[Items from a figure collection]
· · · · ·

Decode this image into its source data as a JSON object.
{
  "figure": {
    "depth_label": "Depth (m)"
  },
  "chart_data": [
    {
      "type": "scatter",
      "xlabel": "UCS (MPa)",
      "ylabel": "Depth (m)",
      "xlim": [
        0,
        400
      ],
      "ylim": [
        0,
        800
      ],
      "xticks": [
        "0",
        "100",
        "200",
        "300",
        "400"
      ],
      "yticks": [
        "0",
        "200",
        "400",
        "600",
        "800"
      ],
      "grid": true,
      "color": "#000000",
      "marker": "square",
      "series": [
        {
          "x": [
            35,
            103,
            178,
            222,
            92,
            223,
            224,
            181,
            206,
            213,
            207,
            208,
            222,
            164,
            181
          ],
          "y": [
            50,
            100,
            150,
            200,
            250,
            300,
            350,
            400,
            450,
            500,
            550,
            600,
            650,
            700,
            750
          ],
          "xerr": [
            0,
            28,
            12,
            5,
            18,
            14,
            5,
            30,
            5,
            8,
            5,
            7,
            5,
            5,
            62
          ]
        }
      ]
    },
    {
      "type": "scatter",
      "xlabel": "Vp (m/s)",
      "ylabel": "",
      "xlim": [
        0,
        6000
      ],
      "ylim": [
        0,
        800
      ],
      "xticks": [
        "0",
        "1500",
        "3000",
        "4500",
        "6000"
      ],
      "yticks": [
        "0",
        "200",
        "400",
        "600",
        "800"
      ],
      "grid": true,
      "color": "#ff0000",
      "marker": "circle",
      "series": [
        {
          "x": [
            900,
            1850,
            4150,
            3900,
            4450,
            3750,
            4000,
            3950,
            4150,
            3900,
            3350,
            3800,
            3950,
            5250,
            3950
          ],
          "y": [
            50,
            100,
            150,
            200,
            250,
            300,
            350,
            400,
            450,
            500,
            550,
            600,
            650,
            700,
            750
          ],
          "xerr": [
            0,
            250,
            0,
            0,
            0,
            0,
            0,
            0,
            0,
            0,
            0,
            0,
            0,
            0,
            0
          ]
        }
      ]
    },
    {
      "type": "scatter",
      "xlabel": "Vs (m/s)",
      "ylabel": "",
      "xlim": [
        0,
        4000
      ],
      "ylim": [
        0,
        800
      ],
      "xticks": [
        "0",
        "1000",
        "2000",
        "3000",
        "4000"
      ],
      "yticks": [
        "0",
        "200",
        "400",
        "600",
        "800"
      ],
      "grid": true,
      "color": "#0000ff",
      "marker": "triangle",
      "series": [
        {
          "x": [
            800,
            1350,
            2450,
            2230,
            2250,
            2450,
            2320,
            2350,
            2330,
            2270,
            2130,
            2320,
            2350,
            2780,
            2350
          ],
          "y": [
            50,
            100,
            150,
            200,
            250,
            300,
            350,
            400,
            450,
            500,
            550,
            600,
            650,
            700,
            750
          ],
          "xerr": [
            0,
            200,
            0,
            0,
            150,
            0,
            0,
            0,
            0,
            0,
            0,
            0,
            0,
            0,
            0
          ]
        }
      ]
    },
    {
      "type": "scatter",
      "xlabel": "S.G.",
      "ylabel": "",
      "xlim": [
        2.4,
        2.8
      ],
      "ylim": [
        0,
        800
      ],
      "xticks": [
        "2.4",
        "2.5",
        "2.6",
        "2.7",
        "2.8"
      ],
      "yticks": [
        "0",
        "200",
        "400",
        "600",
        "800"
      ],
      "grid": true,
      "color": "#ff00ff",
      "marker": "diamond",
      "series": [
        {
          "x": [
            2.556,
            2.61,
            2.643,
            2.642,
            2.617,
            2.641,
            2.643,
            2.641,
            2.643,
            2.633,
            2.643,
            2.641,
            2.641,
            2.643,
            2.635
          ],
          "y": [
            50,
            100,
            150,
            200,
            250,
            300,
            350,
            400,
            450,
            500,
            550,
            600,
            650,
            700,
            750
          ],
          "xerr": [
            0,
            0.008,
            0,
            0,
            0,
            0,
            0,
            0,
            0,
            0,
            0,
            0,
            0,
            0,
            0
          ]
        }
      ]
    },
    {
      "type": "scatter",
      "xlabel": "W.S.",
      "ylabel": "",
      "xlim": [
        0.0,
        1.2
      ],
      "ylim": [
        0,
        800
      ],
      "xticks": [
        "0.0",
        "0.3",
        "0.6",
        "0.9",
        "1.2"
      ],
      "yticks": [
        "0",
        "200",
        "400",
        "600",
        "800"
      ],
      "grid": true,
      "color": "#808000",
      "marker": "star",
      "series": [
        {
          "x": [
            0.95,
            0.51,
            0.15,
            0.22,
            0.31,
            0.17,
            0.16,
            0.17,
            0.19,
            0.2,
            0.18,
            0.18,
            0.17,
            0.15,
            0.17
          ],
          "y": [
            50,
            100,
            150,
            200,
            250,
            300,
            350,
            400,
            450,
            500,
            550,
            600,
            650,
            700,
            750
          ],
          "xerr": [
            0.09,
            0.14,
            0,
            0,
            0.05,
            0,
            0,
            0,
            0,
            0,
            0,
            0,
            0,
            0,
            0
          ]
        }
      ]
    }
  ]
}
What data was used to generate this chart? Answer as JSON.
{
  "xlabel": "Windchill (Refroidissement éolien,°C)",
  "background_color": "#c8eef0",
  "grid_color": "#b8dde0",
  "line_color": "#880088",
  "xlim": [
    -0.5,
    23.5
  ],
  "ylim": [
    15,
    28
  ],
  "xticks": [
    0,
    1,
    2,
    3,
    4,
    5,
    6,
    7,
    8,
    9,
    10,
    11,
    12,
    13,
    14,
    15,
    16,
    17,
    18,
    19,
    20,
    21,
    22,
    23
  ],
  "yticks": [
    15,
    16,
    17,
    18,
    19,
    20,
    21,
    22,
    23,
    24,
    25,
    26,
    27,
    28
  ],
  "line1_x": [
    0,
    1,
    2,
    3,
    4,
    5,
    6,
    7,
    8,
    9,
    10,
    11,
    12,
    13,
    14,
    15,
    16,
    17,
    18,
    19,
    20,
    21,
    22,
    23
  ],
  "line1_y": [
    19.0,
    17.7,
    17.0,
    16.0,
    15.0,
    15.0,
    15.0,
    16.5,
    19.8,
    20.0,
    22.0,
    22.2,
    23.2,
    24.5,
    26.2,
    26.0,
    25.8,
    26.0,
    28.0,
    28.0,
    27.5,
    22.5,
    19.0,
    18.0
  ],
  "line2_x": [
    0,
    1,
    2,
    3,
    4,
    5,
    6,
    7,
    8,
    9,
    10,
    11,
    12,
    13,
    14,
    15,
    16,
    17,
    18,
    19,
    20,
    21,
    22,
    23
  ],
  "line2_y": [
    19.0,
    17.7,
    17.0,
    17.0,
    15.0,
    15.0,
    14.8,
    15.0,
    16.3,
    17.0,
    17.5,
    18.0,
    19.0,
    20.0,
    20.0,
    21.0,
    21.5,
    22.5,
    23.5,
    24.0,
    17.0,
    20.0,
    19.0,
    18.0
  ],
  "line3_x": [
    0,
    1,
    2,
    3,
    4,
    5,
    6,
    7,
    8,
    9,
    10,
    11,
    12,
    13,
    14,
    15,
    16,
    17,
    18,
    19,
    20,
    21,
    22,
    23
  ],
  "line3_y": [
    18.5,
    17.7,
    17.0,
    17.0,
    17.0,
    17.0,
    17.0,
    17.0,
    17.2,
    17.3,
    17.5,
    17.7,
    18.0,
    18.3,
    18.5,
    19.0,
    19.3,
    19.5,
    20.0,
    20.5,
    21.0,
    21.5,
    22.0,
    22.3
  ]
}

· · · · ·

What you are asked to do >>
Pull out all lines in the data above that include "JSON".

Task result >>
Decode this image into its source data as a JSON object.
What data was used to generate this chart? Answer as JSON.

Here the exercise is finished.